Written request: Copy every line of the entries that includes the word "marker".
——————
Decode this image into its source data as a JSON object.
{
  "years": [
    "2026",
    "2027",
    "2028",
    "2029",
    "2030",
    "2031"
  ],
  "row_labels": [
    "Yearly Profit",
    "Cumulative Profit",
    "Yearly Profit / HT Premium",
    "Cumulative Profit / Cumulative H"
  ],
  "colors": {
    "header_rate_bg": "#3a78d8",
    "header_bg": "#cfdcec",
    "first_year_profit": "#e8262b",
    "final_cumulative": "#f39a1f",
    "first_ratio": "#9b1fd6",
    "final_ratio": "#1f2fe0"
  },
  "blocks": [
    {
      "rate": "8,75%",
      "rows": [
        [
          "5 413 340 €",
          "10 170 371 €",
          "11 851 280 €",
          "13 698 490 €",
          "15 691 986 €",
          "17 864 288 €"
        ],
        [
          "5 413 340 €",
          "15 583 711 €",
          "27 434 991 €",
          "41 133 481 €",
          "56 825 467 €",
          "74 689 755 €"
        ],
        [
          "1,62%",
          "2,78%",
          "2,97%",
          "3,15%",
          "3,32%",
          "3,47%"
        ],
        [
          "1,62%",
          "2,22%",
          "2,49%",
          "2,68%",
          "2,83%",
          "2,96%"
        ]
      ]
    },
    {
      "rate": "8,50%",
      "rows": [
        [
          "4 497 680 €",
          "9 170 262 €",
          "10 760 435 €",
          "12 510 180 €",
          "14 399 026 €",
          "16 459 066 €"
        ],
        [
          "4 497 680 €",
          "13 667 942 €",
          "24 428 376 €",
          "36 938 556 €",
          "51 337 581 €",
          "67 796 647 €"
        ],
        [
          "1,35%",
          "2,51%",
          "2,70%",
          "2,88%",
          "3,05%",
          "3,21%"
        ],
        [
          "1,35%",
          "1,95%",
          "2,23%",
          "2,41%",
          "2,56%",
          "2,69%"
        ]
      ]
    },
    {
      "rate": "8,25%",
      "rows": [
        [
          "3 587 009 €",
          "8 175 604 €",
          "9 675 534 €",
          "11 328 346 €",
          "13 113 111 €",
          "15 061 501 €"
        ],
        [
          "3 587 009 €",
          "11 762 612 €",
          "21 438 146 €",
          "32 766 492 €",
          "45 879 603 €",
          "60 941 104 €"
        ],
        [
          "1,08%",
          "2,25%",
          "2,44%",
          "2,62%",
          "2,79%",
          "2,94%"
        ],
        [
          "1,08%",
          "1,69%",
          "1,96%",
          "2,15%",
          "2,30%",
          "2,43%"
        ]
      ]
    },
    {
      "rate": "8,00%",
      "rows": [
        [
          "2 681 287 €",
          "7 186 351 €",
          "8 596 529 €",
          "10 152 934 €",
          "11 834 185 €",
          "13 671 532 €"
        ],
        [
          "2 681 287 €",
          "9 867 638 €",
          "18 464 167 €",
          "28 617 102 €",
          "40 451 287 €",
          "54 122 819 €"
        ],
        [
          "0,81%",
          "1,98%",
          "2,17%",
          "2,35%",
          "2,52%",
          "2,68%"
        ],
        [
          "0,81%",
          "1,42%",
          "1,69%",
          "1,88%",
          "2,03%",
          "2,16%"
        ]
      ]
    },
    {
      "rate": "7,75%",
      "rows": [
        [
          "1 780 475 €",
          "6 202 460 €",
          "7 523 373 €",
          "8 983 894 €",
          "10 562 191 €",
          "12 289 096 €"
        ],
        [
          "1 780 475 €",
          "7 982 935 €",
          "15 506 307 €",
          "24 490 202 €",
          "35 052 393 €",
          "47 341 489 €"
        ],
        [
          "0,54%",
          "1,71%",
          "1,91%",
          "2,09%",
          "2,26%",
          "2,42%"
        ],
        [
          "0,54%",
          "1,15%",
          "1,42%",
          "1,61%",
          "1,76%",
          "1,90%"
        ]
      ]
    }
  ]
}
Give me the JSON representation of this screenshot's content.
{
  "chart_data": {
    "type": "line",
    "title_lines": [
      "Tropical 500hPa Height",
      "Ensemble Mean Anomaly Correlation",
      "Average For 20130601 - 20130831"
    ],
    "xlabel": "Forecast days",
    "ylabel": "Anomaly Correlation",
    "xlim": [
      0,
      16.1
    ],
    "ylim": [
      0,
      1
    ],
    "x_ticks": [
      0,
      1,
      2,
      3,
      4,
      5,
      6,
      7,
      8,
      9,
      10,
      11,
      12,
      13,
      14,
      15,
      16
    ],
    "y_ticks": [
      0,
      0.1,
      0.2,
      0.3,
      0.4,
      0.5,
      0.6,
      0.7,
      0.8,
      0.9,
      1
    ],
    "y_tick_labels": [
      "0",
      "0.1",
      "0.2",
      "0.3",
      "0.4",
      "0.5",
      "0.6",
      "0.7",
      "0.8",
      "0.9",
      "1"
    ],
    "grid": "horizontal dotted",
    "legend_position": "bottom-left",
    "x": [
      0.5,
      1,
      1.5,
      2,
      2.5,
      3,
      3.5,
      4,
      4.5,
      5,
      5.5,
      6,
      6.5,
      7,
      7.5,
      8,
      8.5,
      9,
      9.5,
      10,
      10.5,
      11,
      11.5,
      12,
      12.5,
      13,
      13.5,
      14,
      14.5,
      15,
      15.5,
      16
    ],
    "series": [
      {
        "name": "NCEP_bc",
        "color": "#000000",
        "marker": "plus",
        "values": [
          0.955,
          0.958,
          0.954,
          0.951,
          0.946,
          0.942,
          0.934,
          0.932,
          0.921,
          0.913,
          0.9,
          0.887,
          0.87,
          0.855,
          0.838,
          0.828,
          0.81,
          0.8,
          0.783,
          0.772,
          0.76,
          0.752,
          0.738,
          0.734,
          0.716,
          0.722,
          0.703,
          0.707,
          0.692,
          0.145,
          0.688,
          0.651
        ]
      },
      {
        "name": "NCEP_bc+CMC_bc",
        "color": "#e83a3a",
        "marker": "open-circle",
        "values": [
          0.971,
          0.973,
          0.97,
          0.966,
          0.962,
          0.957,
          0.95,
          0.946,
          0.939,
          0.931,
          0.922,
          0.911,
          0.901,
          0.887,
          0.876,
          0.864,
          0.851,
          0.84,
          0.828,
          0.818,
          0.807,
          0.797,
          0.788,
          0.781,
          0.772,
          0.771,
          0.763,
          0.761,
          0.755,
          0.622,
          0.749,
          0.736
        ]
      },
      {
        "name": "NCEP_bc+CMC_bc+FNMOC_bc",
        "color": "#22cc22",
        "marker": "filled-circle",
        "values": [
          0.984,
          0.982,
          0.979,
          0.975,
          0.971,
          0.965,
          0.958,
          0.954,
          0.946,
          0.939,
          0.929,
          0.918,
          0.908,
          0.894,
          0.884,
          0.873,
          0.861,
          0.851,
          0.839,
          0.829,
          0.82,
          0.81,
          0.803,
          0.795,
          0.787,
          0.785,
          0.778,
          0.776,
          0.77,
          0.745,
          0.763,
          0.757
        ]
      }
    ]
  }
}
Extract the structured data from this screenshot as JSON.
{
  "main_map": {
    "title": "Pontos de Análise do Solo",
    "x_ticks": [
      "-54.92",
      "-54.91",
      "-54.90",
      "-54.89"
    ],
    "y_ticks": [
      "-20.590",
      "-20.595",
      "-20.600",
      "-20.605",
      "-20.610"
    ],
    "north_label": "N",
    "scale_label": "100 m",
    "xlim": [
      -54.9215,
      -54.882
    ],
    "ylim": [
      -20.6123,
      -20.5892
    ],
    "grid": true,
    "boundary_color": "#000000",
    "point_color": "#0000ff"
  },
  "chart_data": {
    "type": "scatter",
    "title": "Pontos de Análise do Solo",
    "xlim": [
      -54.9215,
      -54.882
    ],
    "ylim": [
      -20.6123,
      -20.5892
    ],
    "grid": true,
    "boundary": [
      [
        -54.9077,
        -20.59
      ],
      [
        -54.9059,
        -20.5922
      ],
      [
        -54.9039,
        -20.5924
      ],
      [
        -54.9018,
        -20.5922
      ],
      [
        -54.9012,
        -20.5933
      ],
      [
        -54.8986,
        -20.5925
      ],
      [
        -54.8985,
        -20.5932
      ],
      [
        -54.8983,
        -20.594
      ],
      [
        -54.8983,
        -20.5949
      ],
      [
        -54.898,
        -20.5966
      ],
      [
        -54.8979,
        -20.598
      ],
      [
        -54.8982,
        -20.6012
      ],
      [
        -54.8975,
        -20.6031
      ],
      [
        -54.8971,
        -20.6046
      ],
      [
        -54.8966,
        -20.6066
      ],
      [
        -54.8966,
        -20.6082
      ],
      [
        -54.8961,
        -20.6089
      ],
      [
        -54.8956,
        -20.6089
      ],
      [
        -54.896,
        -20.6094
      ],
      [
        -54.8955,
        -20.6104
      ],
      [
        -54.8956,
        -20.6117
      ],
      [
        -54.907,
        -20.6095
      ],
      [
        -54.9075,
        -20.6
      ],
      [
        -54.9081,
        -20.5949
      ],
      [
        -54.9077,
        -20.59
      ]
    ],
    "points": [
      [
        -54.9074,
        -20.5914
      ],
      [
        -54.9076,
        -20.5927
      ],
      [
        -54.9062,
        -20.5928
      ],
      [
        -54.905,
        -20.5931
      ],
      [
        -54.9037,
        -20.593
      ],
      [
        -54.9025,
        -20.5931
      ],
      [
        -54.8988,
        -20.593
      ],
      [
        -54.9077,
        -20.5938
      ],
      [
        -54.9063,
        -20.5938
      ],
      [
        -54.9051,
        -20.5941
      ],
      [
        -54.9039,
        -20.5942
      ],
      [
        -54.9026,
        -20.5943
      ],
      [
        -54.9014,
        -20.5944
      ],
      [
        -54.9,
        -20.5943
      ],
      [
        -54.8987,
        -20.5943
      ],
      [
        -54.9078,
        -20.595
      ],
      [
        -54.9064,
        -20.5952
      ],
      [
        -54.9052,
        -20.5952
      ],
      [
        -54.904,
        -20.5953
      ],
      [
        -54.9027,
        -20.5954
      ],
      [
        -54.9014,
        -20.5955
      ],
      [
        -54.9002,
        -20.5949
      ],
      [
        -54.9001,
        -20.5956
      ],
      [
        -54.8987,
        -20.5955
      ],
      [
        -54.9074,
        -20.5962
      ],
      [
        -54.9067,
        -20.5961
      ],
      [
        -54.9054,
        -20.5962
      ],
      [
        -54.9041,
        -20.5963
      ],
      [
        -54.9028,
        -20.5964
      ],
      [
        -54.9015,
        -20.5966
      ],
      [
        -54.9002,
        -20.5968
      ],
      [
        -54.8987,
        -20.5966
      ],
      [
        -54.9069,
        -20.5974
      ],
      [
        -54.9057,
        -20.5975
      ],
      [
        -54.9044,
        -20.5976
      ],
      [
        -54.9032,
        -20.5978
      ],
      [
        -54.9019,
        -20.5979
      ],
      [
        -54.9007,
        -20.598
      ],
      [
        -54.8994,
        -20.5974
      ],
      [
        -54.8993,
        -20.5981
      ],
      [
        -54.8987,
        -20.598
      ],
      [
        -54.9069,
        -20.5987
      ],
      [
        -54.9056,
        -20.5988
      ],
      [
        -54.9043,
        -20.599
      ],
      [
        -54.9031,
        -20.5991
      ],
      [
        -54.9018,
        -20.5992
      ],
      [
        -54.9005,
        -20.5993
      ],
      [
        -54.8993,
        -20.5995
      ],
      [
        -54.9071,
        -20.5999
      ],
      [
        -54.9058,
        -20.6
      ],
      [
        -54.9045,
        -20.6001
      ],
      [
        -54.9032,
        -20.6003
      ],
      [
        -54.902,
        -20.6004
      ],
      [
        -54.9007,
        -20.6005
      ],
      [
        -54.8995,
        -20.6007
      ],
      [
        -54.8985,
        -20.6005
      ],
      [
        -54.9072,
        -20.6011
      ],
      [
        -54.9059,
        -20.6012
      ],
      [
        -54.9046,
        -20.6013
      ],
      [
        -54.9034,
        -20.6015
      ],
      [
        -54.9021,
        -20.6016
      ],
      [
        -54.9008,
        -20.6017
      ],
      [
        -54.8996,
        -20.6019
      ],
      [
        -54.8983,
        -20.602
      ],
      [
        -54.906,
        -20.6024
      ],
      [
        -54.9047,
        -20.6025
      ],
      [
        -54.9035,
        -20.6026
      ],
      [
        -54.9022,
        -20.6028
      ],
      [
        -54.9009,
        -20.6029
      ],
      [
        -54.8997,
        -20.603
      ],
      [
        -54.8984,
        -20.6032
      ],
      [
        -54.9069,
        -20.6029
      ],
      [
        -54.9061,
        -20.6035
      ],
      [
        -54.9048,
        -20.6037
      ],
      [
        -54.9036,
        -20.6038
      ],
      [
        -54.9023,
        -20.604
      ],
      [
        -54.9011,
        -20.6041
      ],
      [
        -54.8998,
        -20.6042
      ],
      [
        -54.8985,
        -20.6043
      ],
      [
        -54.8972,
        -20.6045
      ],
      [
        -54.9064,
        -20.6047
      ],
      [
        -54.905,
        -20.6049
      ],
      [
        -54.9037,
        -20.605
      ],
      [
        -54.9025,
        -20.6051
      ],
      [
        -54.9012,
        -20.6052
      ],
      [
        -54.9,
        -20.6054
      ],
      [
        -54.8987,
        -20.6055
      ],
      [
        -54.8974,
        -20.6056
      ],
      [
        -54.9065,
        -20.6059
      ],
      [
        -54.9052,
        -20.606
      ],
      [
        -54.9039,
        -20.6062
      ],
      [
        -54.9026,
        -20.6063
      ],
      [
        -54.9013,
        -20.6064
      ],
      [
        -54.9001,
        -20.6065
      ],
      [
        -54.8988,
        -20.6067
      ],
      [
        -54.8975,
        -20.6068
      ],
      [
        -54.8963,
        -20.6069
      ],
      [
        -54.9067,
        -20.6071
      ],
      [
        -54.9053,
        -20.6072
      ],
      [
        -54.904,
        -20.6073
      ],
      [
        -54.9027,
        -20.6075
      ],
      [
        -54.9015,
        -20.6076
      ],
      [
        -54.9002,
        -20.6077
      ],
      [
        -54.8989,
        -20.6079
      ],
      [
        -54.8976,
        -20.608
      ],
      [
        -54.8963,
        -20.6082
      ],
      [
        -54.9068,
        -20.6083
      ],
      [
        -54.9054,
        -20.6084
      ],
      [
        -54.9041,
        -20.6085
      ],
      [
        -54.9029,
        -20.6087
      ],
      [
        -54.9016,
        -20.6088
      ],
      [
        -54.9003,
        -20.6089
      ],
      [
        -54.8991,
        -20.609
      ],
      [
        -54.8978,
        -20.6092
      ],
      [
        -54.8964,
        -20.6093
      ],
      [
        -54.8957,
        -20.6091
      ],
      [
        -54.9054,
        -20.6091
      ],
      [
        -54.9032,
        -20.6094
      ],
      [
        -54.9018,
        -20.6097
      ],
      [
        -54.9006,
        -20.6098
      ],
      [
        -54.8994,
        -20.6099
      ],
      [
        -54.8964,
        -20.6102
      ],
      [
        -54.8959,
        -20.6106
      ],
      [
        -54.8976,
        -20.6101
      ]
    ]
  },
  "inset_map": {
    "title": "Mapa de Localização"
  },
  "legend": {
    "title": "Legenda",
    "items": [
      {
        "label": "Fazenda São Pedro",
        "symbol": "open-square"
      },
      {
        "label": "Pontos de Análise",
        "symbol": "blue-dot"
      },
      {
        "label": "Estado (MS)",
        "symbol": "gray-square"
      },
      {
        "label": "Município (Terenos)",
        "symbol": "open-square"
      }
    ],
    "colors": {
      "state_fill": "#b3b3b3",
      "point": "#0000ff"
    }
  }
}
——————
Expected output:
        "marker": "plus",
        "marker": "open-circle",
        "marker": "filled-circle",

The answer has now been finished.